#### [What you need to do]
Without skipping anything, write out each record below exactly.
========================================
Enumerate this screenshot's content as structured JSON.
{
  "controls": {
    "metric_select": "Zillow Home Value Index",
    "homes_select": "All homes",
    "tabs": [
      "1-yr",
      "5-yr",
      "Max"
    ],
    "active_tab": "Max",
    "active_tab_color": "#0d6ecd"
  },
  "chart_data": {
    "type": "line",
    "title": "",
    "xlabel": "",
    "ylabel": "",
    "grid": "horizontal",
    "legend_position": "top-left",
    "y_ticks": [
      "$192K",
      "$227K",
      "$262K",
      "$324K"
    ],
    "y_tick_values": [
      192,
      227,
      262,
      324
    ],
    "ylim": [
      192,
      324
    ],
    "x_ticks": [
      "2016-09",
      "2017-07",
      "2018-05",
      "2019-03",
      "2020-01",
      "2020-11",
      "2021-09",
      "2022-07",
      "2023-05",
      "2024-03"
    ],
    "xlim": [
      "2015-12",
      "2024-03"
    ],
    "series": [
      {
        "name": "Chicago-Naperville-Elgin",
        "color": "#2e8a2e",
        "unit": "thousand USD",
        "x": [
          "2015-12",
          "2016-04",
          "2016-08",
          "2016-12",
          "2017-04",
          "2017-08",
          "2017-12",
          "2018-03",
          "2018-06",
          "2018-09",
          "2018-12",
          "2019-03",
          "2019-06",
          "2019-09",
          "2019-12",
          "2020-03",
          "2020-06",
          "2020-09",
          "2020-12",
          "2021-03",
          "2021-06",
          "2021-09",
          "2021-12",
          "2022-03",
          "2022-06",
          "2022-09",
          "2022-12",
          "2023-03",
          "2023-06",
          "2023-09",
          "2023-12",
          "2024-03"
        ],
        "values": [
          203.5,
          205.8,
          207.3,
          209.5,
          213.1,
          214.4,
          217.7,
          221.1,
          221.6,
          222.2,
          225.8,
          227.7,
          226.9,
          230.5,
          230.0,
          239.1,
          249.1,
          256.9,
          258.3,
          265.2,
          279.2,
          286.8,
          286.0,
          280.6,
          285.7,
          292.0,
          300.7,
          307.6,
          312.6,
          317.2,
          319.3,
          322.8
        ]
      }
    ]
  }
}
========================================
#### [Answer in full]
Enumerate this screenshot's content as structured JSON.
{
  "controls": {
    "metric_select": "Zillow Home Value Index",
    "homes_select": "All homes",
    "tabs": [
      "1-yr",
      "5-yr",
      "Max"
    ],
    "active_tab": "Max",
    "active_tab_color": "#0d6ecd"
  },
  "chart_data": {
    "type": "line",
    "title": "",
    "xlabel": "",
    "ylabel": "",
    "grid": "horizontal",
    "legend_position": "top-left",
    "y_ticks": [
      "$192K",
      "$227K",
      "$262K",
      "$324K"
    ],
    "y_tick_values": [
      192,
      227,
      262,
      324
    ],
    "ylim": [
      192,
      324
    ],
    "x_ticks": [
      "2016-09",
      "2017-07",
      "2018-05",
      "2019-03",
      "2020-01",
      "2020-11",
      "2021-09",
      "2022-07",
      "2023-05",
      "2024-03"
    ],
    "xlim": [
      "2015-12",
      "2024-03"
    ],
    "series": [
      {
        "name": "Chicago-Naperville-Elgin",
        "color": "#2e8a2e",
        "unit": "thousand USD",
        "x": [
          "2015-12",
          "2016-04",
          "2016-08",
          "2016-12",
          "2017-04",
          "2017-08",
          "2017-12",
          "2018-03",
          "2018-06",
          "2018-09",
          "2018-12",
          "2019-03",
          "2019-06",
          "2019-09",
          "2019-12",
          "2020-03",
          "2020-06",
          "2020-09",
          "2020-12",
          "2021-03",
          "2021-06",
          "2021-09",
          "2021-12",
          "2022-03",
          "2022-06",
          "2022-09",
          "2022-12",
          "2023-03",
          "2023-06",
          "2023-09",
          "2023-12",
          "2024-03"
        ],
        "values": [
          203.5,
          205.8,
          207.3,
          209.5,
          213.1,
          214.4,
          217.7,
          221.1,
          221.6,
          222.2,
          225.8,
          227.7,
          226.9,
          230.5,
          230.0,
          239.1,
          249.1,
          256.9,
          258.3,
          265.2,
          279.2,
          286.8,
          286.0,
          280.6,
          285.7,
          292.0,
          300.7,
          307.6,
          312.6,
          317.2,
          319.3,
          322.8
        ]
      }
    ]
  }
}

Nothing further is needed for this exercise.